Items from a data source:

++++++++++++++++++++

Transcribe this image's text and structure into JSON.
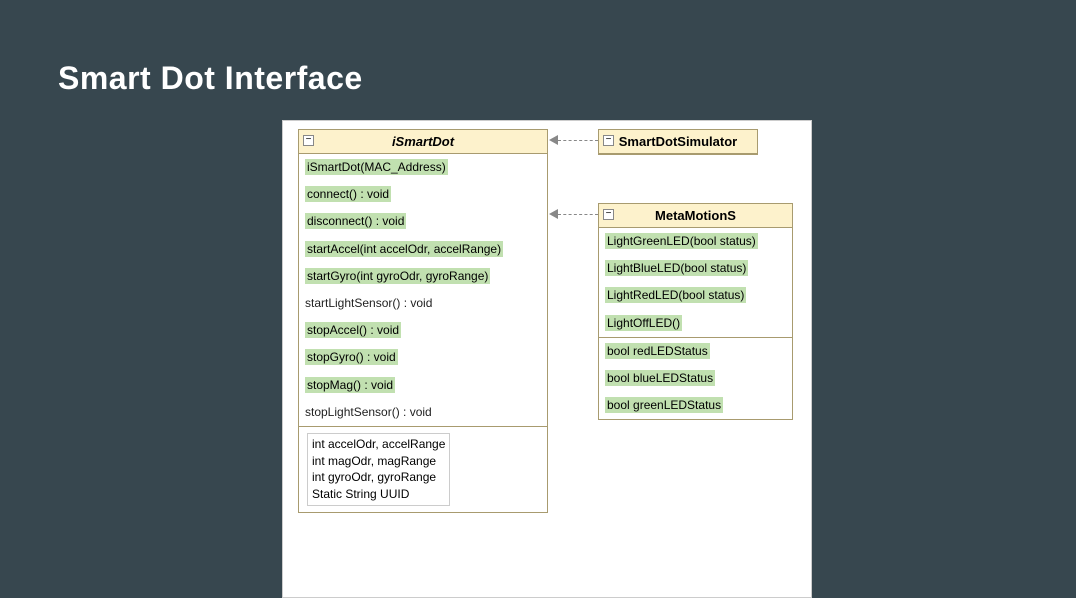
{
  "title": "Smart Dot Interface",
  "ismartDot": {
    "name": "iSmartDot",
    "methods": [
      {
        "text": "iSmartDot(MAC_Address)",
        "hl": true
      },
      {
        "text": "connect() : void",
        "hl": true
      },
      {
        "text": "disconnect() : void",
        "hl": true
      },
      {
        "text": "startAccel(int accelOdr, accelRange)",
        "hl": true
      },
      {
        "text": "startGyro(int gyroOdr, gyroRange)",
        "hl": true
      },
      {
        "text": "startLightSensor() : void",
        "hl": false
      },
      {
        "text": "stopAccel() : void",
        "hl": true
      },
      {
        "text": "stopGyro() : void",
        "hl": true
      },
      {
        "text": "stopMag() : void",
        "hl": true
      },
      {
        "text": "stopLightSensor() : void",
        "hl": false
      }
    ],
    "attributes": [
      "int accelOdr, accelRange",
      "int magOdr, magRange",
      "int gyroOdr, gyroRange",
      "Static String UUID"
    ]
  },
  "simulator": {
    "name": "SmartDotSimulator"
  },
  "metaMotion": {
    "name": "MetaMotionS",
    "methods": [
      {
        "text": "LightGreenLED(bool status)",
        "hl": true
      },
      {
        "text": "LightBlueLED(bool status)",
        "hl": true
      },
      {
        "text": "LightRedLED(bool status)",
        "hl": true
      },
      {
        "text": "LightOffLED()",
        "hl": true
      }
    ],
    "fields": [
      {
        "text": "bool redLEDStatus",
        "hl": true
      },
      {
        "text": "bool blueLEDStatus",
        "hl": true
      },
      {
        "text": "bool greenLEDStatus",
        "hl": true
      }
    ]
  }
}
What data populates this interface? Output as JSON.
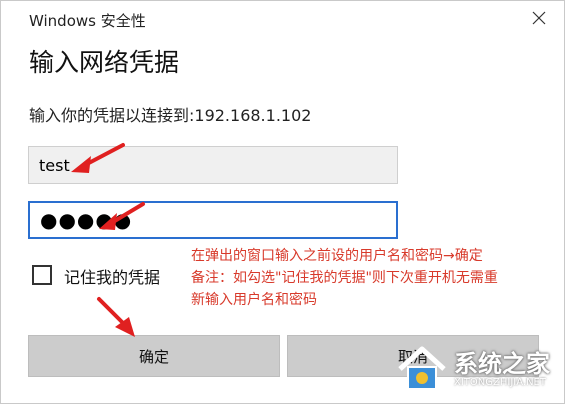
{
  "window": {
    "title": "Windows 安全性",
    "close_icon": "close-icon"
  },
  "dialog": {
    "heading": "输入网络凭据",
    "subtitle": "输入你的凭据以连接到:192.168.1.102",
    "username_value": "test",
    "password_mask": "●●●●●",
    "remember_label": "记住我的凭据",
    "remember_checked": false
  },
  "buttons": {
    "ok_label": "确定",
    "cancel_label": "取消"
  },
  "annotation": {
    "lines": [
      "在弹出的窗口输入之前设的用户名和密码→确定",
      "备注：如勾选\"记住我的凭据\"则下次重开机无需重",
      "新输入用户名和密码"
    ],
    "color": "#d83a2b"
  },
  "watermark": {
    "title": "系统之家",
    "url": "XITONGZHIJIA.NET"
  },
  "colors": {
    "accent_border": "#2a6fd0",
    "button_bg": "#cccccc",
    "arrow_red": "#e02020"
  }
}
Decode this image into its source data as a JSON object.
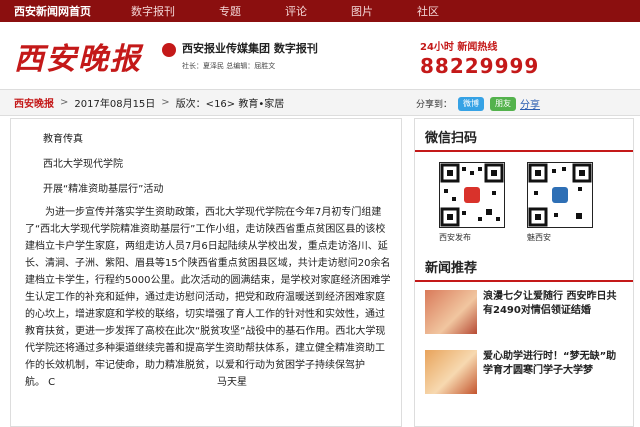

++++++++++++++++++++

THE TASK
Leave out the pictures and retype every line above exactly.

CORRECT OUTPUT
Transcribe this image's text and structure into JSON.
{
  "title": "Smart Dot Interface",
  "ismartDot": {
    "name": "iSmartDot",
    "methods": [
      {
        "text": "iSmartDot(MAC_Address)",
        "hl": true
      },
      {
        "text": "connect() : void",
        "hl": true
      },
      {
        "text": "disconnect() : void",
        "hl": true
      },
      {
        "text": "startAccel(int accelOdr, accelRange)",
        "hl": true
      },
      {
        "text": "startGyro(int gyroOdr, gyroRange)",
        "hl": true
      },
      {
        "text": "startLightSensor() : void",
        "hl": false
      },
      {
        "text": "stopAccel() : void",
        "hl": true
      },
      {
        "text": "stopGyro() : void",
        "hl": true
      },
      {
        "text": "stopMag() : void",
        "hl": true
      },
      {
        "text": "stopLightSensor() : void",
        "hl": false
      }
    ],
    "attributes": [
      "int accelOdr, accelRange",
      "int magOdr, magRange",
      "int gyroOdr, gyroRange",
      "Static String UUID"
    ]
  },
  "simulator": {
    "name": "SmartDotSimulator"
  },
  "metaMotion": {
    "name": "MetaMotionS",
    "methods": [
      {
        "text": "LightGreenLED(bool status)",
        "hl": true
      },
      {
        "text": "LightBlueLED(bool status)",
        "hl": true
      },
      {
        "text": "LightRedLED(bool status)",
        "hl": true
      },
      {
        "text": "LightOffLED()",
        "hl": true
      }
    ],
    "fields": [
      {
        "text": "bool redLEDStatus",
        "hl": true
      },
      {
        "text": "bool blueLEDStatus",
        "hl": true
      },
      {
        "text": "bool greenLEDStatus",
        "hl": true
      }
    ]
  }
}
What data populates this interface? Output as JSON.
{
  "window": {
    "title": "Windows 安全性",
    "close_icon": "close-icon"
  },
  "dialog": {
    "heading": "输入网络凭据",
    "subtitle": "输入你的凭据以连接到:192.168.1.102",
    "username_value": "test",
    "password_mask": "●●●●●",
    "remember_label": "记住我的凭据",
    "remember_checked": false
  },
  "buttons": {
    "ok_label": "确定",
    "cancel_label": "取消"
  },
  "annotation": {
    "lines": [
      "在弹出的窗口输入之前设的用户名和密码→确定",
      "备注：如勾选\"记住我的凭据\"则下次重开机无需重",
      "新输入用户名和密码"
    ],
    "color": "#d83a2b"
  },
  "watermark": {
    "title": "系统之家",
    "url": "XITONGZHIJIA.NET"
  },
  "colors": {
    "accent_border": "#2a6fd0",
    "button_bg": "#cccccc",
    "arrow_red": "#e02020"
  }
}
Decode this image into its source data as a JSON object.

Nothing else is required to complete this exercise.